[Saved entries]
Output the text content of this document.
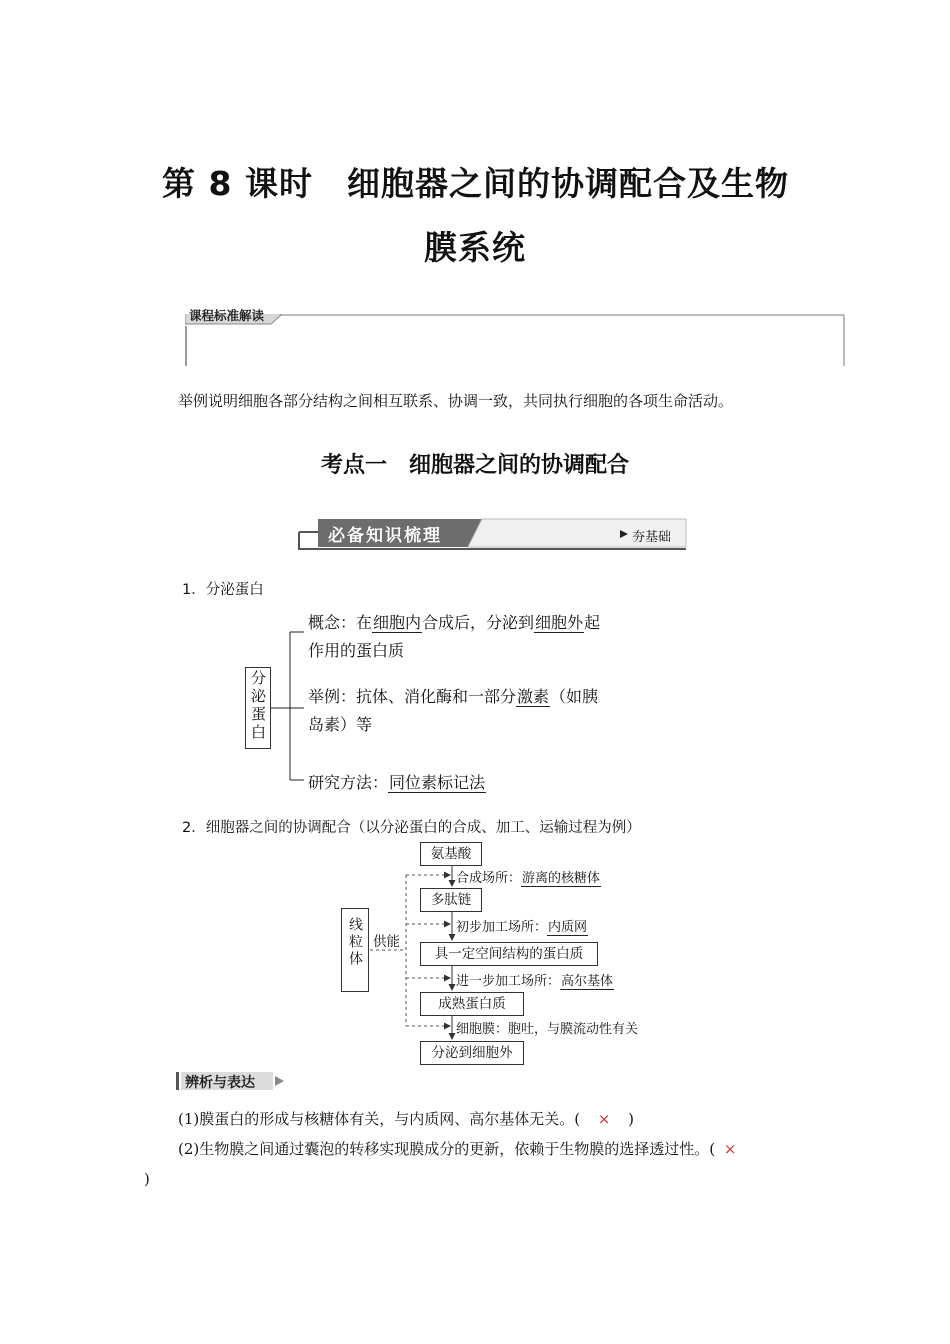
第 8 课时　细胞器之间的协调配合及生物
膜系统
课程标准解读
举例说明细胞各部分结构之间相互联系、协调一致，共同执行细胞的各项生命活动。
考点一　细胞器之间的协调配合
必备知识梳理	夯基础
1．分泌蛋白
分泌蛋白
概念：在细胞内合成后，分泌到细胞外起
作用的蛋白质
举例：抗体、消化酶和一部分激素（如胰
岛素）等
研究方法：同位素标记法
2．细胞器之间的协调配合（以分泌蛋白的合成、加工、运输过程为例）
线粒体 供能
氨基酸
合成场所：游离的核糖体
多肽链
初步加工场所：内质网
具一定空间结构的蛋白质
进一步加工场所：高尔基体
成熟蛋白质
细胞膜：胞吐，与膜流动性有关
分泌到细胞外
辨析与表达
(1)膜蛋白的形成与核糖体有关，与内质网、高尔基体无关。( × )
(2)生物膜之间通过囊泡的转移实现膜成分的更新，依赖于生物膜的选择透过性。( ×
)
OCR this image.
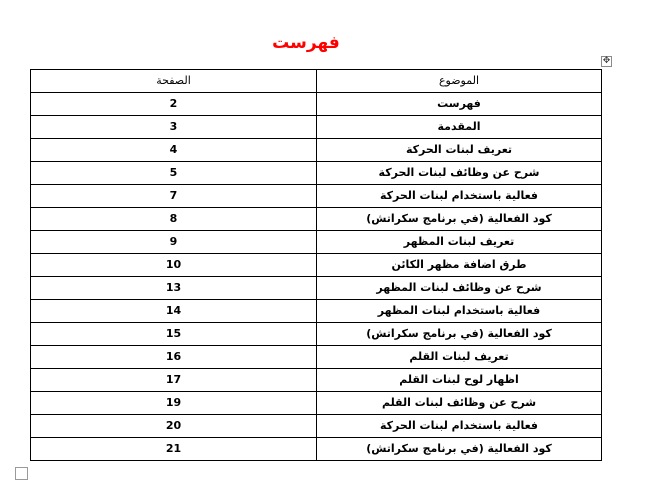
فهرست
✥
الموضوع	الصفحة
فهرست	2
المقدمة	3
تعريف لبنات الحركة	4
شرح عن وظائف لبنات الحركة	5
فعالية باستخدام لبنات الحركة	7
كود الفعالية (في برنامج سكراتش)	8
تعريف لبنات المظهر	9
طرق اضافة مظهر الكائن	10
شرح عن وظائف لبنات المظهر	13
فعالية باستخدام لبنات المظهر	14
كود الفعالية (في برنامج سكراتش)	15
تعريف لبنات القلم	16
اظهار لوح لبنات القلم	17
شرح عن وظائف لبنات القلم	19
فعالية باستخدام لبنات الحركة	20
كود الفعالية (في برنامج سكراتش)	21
---
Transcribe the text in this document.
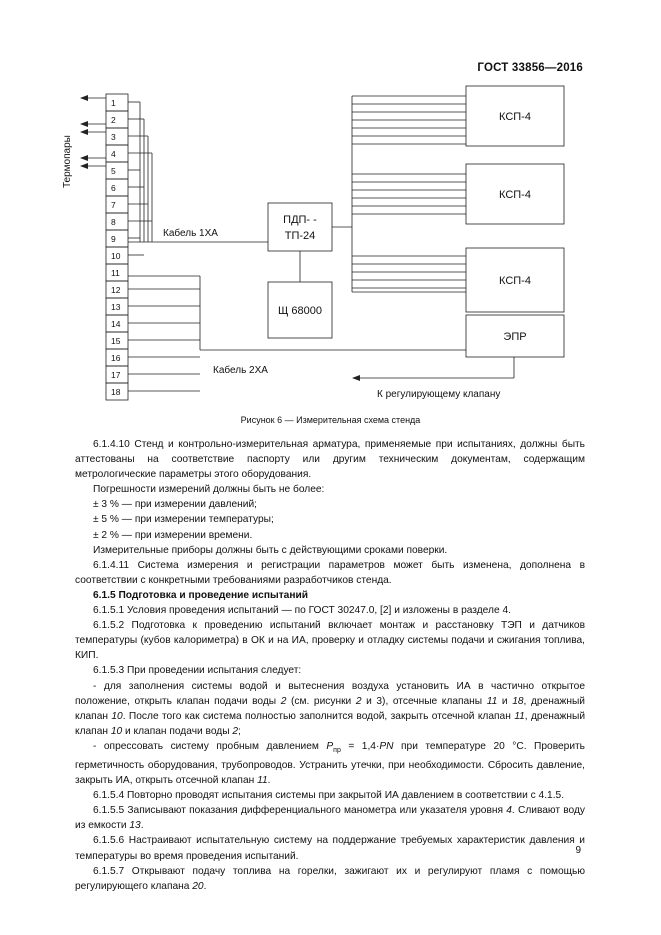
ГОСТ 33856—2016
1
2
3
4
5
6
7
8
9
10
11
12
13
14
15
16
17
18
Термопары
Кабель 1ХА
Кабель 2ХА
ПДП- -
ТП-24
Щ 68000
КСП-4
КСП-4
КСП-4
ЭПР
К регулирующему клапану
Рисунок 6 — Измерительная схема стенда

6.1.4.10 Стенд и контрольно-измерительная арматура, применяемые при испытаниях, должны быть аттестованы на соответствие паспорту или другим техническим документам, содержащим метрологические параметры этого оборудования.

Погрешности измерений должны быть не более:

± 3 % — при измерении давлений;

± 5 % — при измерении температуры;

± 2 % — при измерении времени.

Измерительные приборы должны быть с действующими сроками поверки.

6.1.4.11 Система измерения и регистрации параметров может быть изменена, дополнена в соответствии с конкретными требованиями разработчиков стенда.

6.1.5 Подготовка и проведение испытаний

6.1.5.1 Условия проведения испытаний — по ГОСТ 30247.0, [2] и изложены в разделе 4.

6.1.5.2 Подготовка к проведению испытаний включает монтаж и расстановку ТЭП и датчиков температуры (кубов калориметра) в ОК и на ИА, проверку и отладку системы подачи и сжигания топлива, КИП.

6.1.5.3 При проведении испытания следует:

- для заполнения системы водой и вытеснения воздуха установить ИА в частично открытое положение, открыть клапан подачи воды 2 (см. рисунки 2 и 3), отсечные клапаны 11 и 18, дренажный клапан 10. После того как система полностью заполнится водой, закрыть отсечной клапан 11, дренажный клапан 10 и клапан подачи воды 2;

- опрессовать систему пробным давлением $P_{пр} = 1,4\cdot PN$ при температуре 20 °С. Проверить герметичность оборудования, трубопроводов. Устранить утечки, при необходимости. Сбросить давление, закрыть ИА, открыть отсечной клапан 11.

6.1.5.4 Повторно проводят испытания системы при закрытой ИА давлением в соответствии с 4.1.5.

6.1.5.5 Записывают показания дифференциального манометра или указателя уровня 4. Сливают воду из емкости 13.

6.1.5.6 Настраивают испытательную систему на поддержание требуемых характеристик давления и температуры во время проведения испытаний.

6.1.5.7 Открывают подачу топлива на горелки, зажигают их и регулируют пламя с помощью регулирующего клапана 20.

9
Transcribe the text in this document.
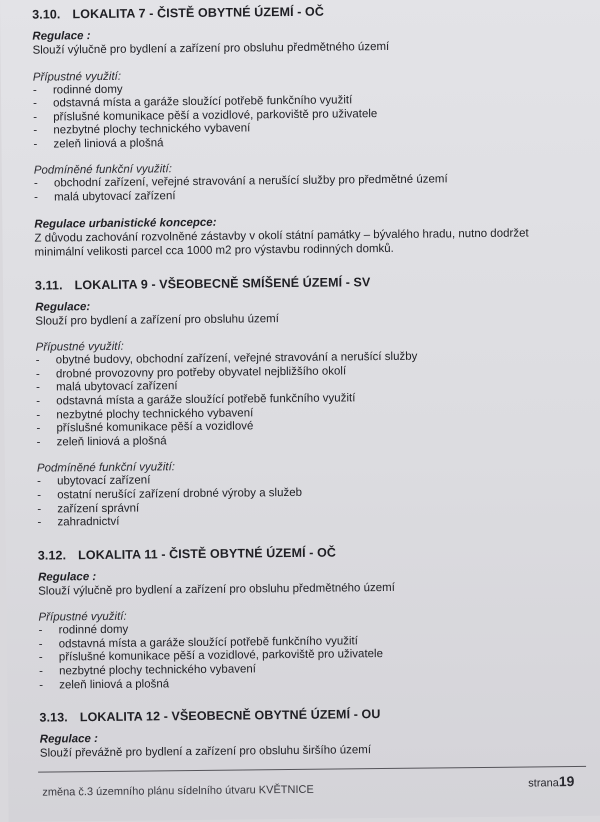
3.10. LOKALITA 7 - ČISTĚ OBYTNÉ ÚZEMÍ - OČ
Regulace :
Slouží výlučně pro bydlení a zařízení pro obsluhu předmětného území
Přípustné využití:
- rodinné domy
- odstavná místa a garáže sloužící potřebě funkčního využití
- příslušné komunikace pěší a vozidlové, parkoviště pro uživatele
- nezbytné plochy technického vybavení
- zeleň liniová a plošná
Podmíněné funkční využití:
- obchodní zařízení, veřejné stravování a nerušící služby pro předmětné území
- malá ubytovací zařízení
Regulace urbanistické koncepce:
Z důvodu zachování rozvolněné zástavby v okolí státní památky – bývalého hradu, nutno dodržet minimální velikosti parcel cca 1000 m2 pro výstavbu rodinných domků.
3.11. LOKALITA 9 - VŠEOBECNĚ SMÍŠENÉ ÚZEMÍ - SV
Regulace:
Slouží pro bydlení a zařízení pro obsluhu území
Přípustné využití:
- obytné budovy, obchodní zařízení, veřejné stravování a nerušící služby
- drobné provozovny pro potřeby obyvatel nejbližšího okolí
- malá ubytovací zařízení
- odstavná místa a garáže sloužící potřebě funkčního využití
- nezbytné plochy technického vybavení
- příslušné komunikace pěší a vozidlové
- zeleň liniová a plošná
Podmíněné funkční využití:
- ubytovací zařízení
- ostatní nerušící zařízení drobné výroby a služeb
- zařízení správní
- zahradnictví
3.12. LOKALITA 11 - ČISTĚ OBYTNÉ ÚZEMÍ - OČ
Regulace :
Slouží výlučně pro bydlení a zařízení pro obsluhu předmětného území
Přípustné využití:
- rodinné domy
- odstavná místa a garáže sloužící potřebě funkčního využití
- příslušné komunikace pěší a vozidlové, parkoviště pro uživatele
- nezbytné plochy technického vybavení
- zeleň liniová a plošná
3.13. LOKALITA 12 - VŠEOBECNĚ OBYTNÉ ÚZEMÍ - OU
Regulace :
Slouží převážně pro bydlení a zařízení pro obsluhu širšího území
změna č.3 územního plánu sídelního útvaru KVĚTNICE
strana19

▶ [Problem]
Isolate the lines above that contain the word "систему" and copy them.

▶ [Solution to this task]
- опрессовать систему пробным давлением $P_{пр} = 1,4\cdot PN$ при температуре 20 °С. Проверить герметичность оборудования, трубопроводов. Устранить утечки, при необходимости. Сбросить давление, закрыть ИА, открыть отсечной клапан 11.
6.1.5.6 Настраивают испытательную систему на поддержание требуемых характеристик давления и температуры во время проведения испытаний.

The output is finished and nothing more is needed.